» **Do this**
Report every line from the material that contains the word "Βιώσιμης".

>>>

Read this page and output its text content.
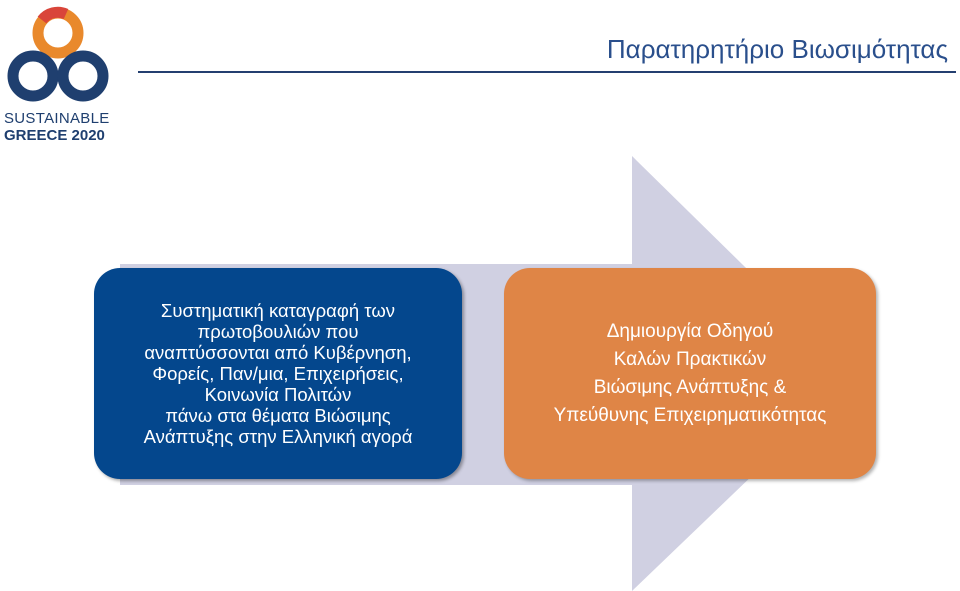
SUSTAINABLE
GREECE 2020
Παρατηρητήριο Βιωσιμότητας
Συστηματική καταγραφή των
πρωτοβουλιών που
αναπτύσσονται από Κυβέρνηση,
Φορείς, Παν/μια, Επιχειρήσεις,
Κοινωνία Πολιτών
πάνω στα θέματα Βιώσιμης
Ανάπτυξης στην Ελληνική αγορά
Δημιουργία Οδηγού
Καλών Πρακτικών
Βιώσιμης Ανάπτυξης &
Υπεύθυνης Επιχειρηματικότητας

<<<

» **Solution for this problem**
πάνω στα θέματα Βιώσιμης
Βιώσιμης Ανάπτυξης &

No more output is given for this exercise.